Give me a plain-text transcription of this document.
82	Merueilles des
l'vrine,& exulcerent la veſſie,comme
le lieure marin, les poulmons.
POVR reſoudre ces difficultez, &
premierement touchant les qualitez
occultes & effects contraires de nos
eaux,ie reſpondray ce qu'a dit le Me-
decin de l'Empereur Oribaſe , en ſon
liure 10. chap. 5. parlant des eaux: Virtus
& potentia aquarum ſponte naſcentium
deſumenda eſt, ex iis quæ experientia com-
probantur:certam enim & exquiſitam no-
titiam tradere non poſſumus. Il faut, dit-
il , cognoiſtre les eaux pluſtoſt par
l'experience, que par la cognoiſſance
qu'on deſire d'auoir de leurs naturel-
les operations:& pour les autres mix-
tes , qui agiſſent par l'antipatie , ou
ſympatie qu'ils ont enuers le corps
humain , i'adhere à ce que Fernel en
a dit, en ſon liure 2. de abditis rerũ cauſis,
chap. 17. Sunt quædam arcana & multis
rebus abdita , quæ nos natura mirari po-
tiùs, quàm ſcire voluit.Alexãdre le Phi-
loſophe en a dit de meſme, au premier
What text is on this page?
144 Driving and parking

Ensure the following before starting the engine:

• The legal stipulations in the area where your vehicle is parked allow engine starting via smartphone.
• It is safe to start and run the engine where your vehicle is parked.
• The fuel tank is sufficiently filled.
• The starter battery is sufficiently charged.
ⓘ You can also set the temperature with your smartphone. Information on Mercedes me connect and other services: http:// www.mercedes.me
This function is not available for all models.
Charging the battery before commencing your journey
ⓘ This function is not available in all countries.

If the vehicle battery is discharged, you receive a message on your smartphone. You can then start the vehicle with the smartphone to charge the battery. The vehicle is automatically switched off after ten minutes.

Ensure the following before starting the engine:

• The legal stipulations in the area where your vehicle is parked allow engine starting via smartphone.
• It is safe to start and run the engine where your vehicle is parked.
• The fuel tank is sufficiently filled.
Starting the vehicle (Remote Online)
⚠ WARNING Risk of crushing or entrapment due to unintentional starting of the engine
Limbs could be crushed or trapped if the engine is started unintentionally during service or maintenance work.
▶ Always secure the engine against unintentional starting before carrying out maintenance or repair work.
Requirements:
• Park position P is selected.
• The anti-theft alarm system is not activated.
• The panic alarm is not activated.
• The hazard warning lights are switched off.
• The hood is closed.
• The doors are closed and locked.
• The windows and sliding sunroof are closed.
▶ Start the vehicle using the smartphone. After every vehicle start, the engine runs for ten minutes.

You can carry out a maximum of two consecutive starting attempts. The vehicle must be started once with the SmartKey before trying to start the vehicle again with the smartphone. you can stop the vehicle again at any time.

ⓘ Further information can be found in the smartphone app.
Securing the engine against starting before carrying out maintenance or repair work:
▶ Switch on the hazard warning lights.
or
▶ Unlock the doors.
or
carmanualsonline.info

───

◆ DIRECTIVE
The records above should be repeated in full, exactly as given.

◆ EXERCISE RESULT
Give me a plain-text transcription of this document.
82	Merueilles des
l'vrine,& exulcerent la veſſie,comme
le lieure marin, les poulmons.
POVR reſoudre ces difficultez, &
premierement touchant les qualitez
occultes & effects contraires de nos
eaux,ie reſpondray ce qu'a dit le Me-
decin de l'Empereur Oribaſe , en ſon
liure 10. chap. 5. parlant des eaux: Virtus
& potentia aquarum ſponte naſcentium
deſumenda eſt, ex iis quæ experientia com-
probantur:certam enim & exquiſitam no-
titiam tradere non poſſumus. Il faut, dit-
il , cognoiſtre les eaux pluſtoſt par
l'experience, que par la cognoiſſance
qu'on deſire d'auoir de leurs naturel-
les operations:& pour les autres mix-
tes , qui agiſſent par l'antipatie , ou
ſympatie qu'ils ont enuers le corps
humain , i'adhere à ce que Fernel en
a dit, en ſon liure 2. de abditis rerũ cauſis,
chap. 17. Sunt quædam arcana & multis
rebus abdita , quæ nos natura mirari po-
tiùs, quàm ſcire voluit.Alexãdre le Phi-
loſophe en a dit de meſme, au premier
What text is on this page?
144 Driving and parking

Ensure the following before starting the engine:

• The legal stipulations in the area where your vehicle is parked allow engine starting via smartphone.
• It is safe to start and run the engine where your vehicle is parked.
• The fuel tank is sufficiently filled.
• The starter battery is sufficiently charged.
ⓘ You can also set the temperature with your smartphone. Information on Mercedes me connect and other services: http:// www.mercedes.me
This function is not available for all models.
Charging the battery before commencing your journey
ⓘ This function is not available in all countries.

If the vehicle battery is discharged, you receive a message on your smartphone. You can then start the vehicle with the smartphone to charge the battery. The vehicle is automatically switched off after ten minutes.

Ensure the following before starting the engine:

• The legal stipulations in the area where your vehicle is parked allow engine starting via smartphone.
• It is safe to start and run the engine where your vehicle is parked.
• The fuel tank is sufficiently filled.
Starting the vehicle (Remote Online)
⚠ WARNING Risk of crushing or entrapment due to unintentional starting of the engine
Limbs could be crushed or trapped if the engine is started unintentionally during service or maintenance work.
▶ Always secure the engine against unintentional starting before carrying out maintenance or repair work.
Requirements:
• Park position P is selected.
• The anti-theft alarm system is not activated.
• The panic alarm is not activated.
• The hazard warning lights are switched off.
• The hood is closed.
• The doors are closed and locked.
• The windows and sliding sunroof are closed.
▶ Start the vehicle using the smartphone. After every vehicle start, the engine runs for ten minutes.

You can carry out a maximum of two consecutive starting attempts. The vehicle must be started once with the SmartKey before trying to start the vehicle again with the smartphone. you can stop the vehicle again at any time.

ⓘ Further information can be found in the smartphone app.
Securing the engine against starting before carrying out maintenance or repair work:
▶ Switch on the hazard warning lights.
or
▶ Unlock the doors.
or
carmanualsonline.info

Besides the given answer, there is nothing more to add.